Part of a data file:
-- START --
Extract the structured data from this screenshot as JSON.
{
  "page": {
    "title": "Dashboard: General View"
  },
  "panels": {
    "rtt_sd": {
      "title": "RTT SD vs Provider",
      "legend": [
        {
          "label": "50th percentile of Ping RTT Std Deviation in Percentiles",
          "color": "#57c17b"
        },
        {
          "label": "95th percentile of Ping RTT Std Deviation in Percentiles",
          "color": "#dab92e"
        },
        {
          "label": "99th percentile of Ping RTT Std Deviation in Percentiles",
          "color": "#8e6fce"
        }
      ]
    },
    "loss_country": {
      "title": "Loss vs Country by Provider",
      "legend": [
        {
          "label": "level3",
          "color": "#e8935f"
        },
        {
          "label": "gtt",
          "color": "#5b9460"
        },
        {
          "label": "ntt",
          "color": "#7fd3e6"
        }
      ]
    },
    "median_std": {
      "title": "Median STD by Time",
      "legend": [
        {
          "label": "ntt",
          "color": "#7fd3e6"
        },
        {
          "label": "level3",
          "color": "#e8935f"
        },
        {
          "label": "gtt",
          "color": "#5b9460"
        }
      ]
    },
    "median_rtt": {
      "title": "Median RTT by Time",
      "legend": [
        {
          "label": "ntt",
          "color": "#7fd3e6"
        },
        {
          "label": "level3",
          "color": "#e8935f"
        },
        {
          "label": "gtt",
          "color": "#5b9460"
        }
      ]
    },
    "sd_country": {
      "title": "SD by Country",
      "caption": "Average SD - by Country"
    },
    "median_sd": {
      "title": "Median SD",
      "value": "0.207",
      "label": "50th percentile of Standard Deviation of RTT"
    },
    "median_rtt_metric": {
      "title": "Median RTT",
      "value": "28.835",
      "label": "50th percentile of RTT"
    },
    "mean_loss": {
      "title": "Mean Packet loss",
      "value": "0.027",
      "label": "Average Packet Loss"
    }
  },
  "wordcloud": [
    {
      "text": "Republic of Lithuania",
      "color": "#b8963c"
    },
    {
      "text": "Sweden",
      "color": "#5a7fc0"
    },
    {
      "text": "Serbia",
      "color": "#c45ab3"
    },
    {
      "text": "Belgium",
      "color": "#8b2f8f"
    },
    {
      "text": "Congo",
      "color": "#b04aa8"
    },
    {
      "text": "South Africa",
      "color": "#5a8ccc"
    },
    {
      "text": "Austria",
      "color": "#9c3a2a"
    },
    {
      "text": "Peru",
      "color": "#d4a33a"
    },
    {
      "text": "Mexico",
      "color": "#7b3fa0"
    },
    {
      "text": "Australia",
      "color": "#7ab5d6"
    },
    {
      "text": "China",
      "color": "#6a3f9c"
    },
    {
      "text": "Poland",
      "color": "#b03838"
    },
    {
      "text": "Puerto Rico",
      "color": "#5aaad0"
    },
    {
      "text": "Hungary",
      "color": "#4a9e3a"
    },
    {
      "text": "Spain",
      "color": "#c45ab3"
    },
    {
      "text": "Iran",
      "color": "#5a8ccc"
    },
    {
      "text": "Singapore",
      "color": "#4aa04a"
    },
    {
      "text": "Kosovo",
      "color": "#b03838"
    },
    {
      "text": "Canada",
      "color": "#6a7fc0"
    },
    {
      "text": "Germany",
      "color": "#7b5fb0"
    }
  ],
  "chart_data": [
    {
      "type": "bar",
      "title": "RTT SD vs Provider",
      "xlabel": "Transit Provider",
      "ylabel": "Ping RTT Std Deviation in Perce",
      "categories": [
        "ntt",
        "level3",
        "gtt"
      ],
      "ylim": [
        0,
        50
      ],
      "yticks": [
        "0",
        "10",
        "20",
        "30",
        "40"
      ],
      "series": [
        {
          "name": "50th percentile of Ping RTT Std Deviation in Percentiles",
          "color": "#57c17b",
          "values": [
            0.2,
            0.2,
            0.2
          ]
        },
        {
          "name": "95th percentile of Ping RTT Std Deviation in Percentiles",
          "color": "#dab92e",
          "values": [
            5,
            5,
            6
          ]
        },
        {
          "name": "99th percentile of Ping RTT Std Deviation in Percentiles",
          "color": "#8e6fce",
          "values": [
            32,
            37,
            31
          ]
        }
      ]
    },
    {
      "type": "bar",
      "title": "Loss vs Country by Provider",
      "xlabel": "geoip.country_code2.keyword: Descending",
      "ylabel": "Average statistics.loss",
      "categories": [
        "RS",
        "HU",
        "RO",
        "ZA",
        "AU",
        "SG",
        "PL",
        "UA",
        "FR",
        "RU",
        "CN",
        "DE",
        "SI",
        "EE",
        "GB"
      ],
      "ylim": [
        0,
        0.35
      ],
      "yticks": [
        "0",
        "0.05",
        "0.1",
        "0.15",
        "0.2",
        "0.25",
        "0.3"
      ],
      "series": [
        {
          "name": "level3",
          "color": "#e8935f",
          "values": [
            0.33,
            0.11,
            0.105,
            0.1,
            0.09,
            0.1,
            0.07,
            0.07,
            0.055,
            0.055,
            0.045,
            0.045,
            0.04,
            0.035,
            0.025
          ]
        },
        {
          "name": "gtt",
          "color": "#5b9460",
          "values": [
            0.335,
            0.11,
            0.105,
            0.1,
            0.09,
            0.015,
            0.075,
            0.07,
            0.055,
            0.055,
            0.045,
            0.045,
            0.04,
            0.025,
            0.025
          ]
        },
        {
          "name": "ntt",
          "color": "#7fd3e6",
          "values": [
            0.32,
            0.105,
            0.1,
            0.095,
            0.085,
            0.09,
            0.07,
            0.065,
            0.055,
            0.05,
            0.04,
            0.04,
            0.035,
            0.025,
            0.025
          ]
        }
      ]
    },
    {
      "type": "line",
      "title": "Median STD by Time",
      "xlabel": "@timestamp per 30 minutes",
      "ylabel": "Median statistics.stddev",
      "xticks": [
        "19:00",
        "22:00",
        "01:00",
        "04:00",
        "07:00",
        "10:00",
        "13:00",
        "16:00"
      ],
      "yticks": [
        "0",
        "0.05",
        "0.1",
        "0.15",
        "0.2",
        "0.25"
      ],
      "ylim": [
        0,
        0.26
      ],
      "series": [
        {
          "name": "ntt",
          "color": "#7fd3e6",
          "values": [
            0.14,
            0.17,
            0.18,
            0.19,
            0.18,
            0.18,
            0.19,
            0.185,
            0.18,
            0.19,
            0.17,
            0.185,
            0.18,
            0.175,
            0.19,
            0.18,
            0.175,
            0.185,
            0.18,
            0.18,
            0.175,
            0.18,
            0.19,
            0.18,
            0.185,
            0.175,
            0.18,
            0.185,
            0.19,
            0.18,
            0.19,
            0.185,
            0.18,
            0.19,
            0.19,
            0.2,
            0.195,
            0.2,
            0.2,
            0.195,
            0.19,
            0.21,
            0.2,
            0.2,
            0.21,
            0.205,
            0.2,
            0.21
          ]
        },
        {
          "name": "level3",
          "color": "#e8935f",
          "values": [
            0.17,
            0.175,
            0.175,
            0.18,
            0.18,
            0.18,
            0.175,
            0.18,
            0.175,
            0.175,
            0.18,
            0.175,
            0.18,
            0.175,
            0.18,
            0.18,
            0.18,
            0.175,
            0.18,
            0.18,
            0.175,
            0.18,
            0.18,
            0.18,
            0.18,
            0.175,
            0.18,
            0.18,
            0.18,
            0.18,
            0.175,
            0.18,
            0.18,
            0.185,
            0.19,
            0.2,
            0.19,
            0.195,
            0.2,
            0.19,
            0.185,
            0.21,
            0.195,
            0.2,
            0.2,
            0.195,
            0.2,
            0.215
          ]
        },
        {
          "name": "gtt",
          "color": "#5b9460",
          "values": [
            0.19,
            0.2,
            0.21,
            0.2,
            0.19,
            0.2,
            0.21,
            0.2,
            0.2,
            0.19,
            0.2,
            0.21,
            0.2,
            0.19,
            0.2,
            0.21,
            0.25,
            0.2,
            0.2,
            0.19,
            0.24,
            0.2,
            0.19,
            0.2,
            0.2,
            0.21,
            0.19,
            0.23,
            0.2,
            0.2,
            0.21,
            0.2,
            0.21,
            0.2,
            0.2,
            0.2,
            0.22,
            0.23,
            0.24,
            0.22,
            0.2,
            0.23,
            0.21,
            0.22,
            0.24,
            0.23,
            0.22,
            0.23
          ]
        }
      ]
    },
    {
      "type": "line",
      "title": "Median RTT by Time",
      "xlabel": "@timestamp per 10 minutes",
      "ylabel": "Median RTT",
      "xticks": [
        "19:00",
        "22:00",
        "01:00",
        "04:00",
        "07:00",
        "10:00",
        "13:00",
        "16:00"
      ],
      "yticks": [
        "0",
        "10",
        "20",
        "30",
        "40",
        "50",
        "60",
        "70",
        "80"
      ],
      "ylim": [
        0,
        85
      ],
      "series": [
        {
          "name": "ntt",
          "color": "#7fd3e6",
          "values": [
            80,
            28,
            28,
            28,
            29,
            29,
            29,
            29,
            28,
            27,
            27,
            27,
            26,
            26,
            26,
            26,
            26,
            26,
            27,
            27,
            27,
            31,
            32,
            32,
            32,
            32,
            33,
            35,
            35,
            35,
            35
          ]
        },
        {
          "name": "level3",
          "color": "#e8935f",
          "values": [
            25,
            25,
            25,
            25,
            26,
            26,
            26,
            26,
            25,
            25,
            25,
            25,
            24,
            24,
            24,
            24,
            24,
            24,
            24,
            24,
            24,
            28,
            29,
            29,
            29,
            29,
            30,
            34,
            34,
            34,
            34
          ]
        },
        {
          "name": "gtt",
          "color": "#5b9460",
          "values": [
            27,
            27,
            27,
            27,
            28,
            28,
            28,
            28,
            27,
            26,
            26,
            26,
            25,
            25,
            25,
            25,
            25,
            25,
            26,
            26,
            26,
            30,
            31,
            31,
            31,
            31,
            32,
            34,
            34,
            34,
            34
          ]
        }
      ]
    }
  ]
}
-- END --
### Do this
The lines to collect are those holding the string "Average"; copy them all.

### Finished task
      "caption": "Average SD - by Country"
      "label": "Average Packet Loss"
      "ylabel": "Average statistics.loss",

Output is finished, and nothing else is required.